PASSAGE
Member of the Arkansas House of Representatives from the 19th district
- In office November 1, 2010 – 2015
- Succeeded by: Justin Gonzales

Personal details
- Party: Democratic
- Education: University of Arkansas (BA, JD)

= Nate Steel =

American politician

Nate Steel is an American attorney and politician who served as a member of the Arkansas House of Representatives from 2011 to 2015. During the 89th General Assembly session from 2013 to 2015, Steel served on the Judiciary committee.

== Education ==
Steel graduated from Nashville High School in Nashville, Arkansas. He earned his undergraduate degree from the University of Arkansas at Fayetteville and his Juris Doctor from the University of Arkansas School of Law.

REQUIRED ACTION
Decide whether each statement agrees with the Nate Steel article, answering yes or no and quoting the deciding words: (a) Steel sat on the Judiciary committee during the 89th General Assembly session. (b) Steel is a member of the Republican Party. (c) Steel finished high school in Fayetteville. Rely only on the text above for your answers.

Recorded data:
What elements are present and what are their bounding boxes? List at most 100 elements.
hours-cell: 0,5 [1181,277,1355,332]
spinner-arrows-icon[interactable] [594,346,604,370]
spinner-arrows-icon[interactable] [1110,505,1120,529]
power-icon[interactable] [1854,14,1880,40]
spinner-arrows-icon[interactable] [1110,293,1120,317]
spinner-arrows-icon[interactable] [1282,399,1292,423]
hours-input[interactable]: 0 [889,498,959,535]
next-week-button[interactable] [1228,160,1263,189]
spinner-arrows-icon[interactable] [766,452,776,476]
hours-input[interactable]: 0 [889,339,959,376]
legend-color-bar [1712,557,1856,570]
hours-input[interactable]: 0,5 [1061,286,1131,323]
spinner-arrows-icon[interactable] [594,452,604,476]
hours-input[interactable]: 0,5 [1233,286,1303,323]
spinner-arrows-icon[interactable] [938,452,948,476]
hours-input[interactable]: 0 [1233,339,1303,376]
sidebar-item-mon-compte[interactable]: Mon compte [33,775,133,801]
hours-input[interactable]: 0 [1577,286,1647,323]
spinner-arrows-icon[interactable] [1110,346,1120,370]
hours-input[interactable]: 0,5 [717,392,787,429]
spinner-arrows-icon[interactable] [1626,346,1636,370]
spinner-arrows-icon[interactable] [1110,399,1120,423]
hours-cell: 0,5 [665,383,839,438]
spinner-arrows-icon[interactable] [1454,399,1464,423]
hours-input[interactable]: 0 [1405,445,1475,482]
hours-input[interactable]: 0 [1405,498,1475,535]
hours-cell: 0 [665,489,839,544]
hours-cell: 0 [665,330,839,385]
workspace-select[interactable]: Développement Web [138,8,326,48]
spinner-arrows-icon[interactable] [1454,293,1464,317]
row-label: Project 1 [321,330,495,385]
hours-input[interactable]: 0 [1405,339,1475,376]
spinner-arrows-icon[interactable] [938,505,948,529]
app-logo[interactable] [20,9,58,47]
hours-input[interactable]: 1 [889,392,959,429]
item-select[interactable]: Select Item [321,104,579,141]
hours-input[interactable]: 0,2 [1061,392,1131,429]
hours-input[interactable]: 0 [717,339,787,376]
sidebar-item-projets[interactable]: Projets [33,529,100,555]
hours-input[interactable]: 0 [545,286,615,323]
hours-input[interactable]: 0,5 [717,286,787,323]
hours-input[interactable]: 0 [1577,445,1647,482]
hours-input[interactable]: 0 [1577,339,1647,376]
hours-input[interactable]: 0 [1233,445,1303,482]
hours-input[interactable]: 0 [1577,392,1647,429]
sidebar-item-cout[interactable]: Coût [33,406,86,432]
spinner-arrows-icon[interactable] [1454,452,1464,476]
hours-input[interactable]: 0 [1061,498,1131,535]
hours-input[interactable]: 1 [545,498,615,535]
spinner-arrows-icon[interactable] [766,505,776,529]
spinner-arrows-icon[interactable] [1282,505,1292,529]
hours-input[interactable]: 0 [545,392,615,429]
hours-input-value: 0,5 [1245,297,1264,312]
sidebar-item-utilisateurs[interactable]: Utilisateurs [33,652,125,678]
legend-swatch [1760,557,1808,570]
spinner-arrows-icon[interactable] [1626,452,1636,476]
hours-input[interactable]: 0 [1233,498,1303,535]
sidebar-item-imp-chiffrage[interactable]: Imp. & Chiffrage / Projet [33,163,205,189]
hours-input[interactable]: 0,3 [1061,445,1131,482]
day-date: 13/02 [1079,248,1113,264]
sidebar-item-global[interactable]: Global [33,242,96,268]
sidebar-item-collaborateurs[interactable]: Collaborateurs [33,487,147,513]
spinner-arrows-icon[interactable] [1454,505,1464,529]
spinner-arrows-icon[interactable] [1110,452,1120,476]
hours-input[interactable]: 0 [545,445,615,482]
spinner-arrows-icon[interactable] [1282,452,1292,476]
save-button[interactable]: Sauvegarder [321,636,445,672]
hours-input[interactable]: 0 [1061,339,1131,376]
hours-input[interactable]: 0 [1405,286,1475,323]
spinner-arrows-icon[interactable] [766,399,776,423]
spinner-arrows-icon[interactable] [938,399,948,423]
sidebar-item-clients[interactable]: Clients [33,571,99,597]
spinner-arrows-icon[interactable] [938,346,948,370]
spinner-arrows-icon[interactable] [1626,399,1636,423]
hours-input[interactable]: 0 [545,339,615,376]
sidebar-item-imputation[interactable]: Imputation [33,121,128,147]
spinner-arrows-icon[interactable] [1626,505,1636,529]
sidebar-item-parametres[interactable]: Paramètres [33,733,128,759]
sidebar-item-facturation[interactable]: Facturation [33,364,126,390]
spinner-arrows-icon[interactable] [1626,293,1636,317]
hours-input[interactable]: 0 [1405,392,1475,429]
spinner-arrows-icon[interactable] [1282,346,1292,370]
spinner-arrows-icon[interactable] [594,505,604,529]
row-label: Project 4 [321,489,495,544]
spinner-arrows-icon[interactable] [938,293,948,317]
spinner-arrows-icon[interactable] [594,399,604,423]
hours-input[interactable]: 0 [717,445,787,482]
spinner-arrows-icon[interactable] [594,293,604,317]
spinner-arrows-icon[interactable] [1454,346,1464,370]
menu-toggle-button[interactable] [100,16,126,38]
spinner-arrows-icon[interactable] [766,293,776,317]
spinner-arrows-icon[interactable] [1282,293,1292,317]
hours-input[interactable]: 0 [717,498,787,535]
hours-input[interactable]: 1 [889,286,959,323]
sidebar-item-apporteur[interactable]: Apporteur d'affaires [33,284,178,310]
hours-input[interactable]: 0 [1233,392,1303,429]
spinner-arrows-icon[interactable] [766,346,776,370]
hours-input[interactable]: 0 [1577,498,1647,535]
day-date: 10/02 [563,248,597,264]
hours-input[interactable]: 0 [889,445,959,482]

RESPONSE FOR THIS EXERCISE
(a) Yes: "During the 89th General Assembly session from 2013 to 2015, Steel served on the Judiciary committee."
(b) No: "Party: Democratic"
(c) No: "Steel graduated from Nashville High School in Nashville, Arkansas."